TASK DIRECTIONS
The listing below should be written out exactly; please include all of it.

•••••

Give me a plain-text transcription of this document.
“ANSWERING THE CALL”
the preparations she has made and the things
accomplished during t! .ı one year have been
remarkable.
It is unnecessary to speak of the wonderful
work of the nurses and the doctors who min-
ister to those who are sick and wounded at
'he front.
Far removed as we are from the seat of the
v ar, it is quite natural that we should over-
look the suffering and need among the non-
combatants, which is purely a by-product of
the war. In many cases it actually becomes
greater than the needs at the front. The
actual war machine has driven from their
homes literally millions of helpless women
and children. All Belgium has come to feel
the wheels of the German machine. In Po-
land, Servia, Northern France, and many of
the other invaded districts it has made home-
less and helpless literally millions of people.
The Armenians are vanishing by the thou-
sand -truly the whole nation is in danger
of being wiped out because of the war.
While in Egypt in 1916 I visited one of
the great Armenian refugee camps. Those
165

•••••

ANSWER TO THE EXERCISE
Give me a plain-text transcription of this document.
“ANSWERING THE CALL”
the preparations she has made and the things
accomplished during t! .ı one year have been
remarkable.
It is unnecessary to speak of the wonderful
work of the nurses and the doctors who min-
ister to those who are sick and wounded at
'he front.
Far removed as we are from the seat of the
v ar, it is quite natural that we should over-
look the suffering and need among the non-
combatants, which is purely a by-product of
the war. In many cases it actually becomes
greater than the needs at the front. The
actual war machine has driven from their
homes literally millions of helpless women
and children. All Belgium has come to feel
the wheels of the German machine. In Po-
land, Servia, Northern France, and many of
the other invaded districts it has made home-
less and helpless literally millions of people.
The Armenians are vanishing by the thou-
sand -truly the whole nation is in danger
of being wiped out because of the war.
While in Egypt in 1916 I visited one of
the great Armenian refugee camps. Those
165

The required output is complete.